[Short task]: Within this material, how many lines have the string "JSON" in them? The answer is a number, with nothing added.

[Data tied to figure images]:
* * * * * * *

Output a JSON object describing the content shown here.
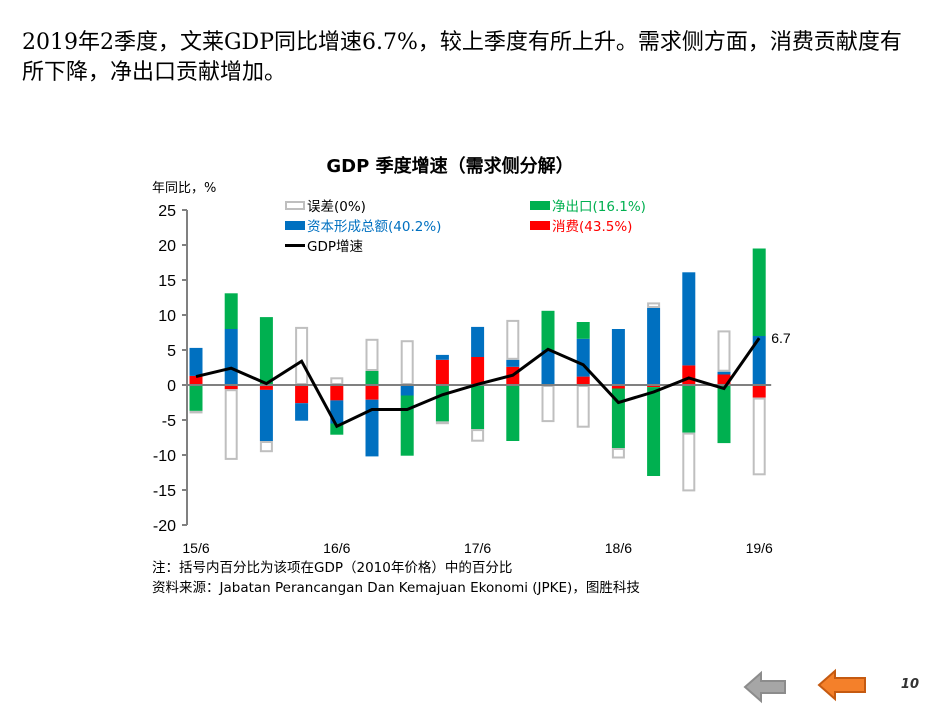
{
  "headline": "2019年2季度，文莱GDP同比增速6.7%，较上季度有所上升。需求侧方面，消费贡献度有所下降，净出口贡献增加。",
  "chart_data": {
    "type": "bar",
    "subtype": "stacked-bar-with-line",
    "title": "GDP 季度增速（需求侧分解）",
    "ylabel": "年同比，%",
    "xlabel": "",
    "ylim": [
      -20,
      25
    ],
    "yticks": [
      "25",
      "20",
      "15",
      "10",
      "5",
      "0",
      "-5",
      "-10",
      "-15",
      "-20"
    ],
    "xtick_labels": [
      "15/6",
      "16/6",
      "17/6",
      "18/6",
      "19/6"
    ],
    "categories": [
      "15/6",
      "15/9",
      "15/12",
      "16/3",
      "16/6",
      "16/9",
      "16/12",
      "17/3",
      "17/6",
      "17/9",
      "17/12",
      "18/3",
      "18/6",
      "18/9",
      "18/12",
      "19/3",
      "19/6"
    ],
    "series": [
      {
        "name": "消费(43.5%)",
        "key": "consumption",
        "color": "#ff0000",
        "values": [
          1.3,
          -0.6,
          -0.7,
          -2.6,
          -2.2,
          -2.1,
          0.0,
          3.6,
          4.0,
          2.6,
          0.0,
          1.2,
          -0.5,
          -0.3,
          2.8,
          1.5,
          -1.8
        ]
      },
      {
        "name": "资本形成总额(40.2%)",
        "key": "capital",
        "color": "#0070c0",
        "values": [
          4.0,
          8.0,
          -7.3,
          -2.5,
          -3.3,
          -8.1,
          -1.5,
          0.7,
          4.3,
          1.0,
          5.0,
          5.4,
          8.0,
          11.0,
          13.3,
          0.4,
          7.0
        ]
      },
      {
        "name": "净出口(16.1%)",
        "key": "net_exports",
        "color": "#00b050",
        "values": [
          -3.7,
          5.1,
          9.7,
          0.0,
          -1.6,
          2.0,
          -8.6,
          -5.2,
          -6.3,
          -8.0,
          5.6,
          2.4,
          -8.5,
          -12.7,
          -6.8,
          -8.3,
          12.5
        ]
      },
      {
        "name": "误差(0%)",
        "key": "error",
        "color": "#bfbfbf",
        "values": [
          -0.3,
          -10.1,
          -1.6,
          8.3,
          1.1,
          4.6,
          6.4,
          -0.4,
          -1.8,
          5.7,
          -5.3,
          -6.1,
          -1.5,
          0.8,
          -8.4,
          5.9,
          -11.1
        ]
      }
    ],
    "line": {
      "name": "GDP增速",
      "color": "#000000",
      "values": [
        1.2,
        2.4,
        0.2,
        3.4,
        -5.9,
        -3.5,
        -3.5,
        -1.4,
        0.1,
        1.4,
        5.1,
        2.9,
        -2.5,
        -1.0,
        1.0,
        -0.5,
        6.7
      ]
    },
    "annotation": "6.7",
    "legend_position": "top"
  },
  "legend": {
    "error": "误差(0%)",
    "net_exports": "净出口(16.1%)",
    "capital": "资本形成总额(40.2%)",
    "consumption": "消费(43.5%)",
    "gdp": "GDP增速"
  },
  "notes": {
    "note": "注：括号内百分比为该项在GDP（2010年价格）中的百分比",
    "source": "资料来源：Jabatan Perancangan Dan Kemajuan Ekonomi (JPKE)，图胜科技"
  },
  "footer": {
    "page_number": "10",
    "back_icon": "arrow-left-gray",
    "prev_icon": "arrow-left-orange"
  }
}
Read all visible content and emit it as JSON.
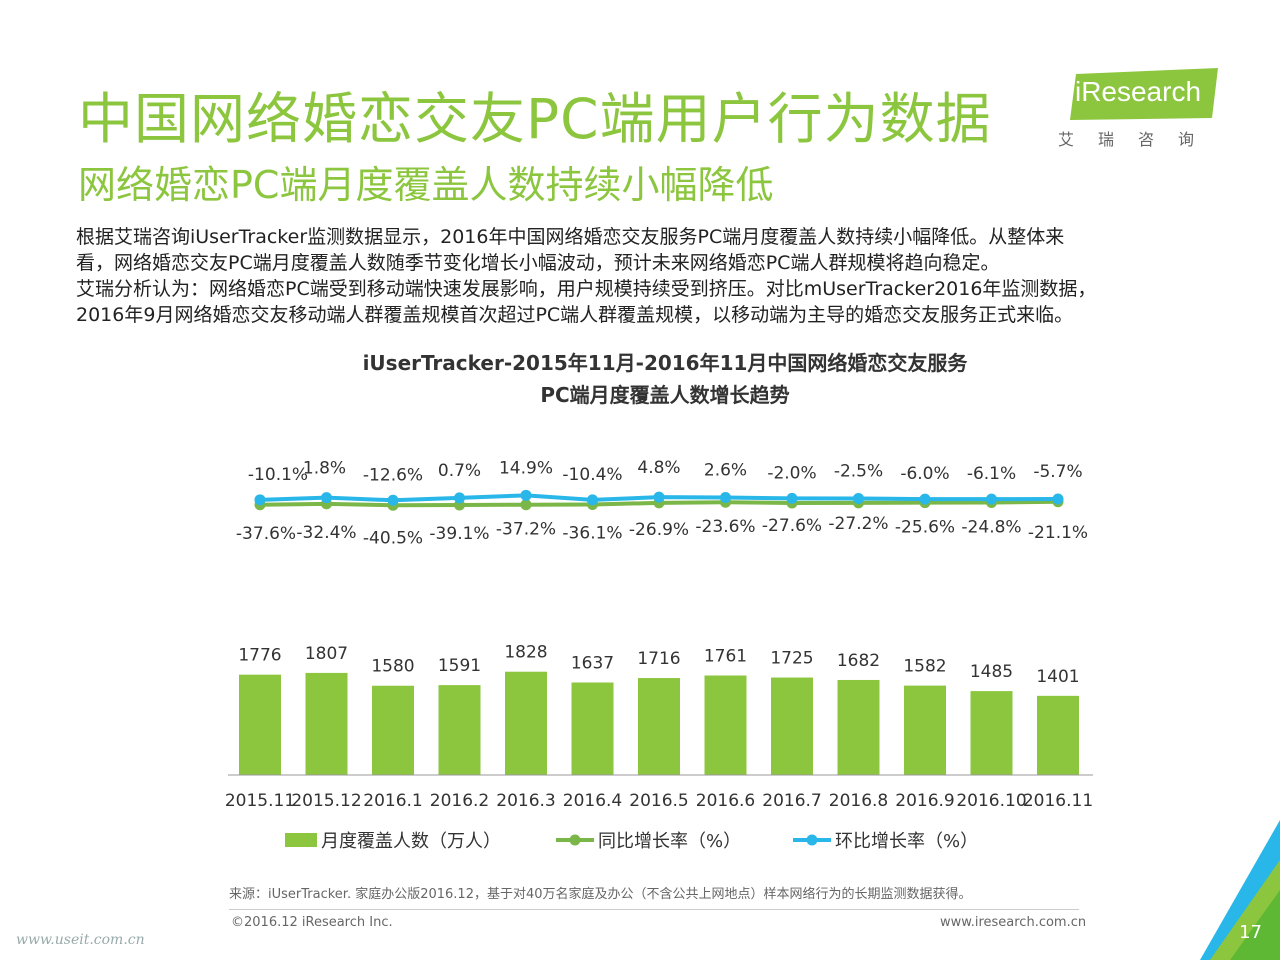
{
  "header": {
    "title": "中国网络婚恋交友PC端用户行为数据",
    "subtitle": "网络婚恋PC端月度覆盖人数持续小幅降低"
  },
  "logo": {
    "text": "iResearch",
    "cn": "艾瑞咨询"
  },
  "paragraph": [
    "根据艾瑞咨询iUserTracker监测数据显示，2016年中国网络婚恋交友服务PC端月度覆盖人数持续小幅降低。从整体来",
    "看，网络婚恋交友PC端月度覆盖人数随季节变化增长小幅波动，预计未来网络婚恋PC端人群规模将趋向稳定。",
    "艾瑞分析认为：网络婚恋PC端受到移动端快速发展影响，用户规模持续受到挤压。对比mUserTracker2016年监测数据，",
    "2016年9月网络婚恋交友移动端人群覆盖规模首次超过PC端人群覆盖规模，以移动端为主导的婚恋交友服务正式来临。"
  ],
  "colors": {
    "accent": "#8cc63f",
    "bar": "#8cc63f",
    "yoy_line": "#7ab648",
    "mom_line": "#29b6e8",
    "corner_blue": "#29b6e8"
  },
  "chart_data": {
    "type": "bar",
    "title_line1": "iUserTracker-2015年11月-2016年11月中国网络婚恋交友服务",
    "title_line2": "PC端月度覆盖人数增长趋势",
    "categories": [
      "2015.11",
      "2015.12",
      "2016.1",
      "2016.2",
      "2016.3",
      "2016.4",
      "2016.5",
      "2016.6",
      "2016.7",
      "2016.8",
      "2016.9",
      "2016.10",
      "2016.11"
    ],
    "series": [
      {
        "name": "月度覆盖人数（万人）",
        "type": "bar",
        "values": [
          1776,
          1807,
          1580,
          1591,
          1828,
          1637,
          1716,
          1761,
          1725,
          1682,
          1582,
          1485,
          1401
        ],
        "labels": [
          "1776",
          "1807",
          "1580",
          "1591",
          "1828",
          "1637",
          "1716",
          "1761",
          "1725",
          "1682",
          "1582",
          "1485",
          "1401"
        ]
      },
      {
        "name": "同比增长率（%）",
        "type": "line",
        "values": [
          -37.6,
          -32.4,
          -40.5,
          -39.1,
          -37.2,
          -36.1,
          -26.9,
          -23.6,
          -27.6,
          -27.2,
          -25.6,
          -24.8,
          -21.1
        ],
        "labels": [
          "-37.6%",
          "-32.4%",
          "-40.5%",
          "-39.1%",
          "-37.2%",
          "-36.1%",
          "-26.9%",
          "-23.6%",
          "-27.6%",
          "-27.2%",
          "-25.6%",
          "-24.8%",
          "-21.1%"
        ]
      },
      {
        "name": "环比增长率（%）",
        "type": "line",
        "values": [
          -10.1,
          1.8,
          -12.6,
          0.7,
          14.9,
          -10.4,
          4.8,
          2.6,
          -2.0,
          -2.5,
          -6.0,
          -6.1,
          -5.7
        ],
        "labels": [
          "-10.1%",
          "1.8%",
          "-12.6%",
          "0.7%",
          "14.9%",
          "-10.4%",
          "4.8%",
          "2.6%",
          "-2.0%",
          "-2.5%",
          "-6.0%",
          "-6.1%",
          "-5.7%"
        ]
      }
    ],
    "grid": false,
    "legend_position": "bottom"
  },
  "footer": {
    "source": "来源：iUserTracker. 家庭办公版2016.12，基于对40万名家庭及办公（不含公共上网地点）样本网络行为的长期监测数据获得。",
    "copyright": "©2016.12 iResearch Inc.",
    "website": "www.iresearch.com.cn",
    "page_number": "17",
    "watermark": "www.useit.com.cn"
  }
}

* * * * * * *

[Solution for this problem]: 2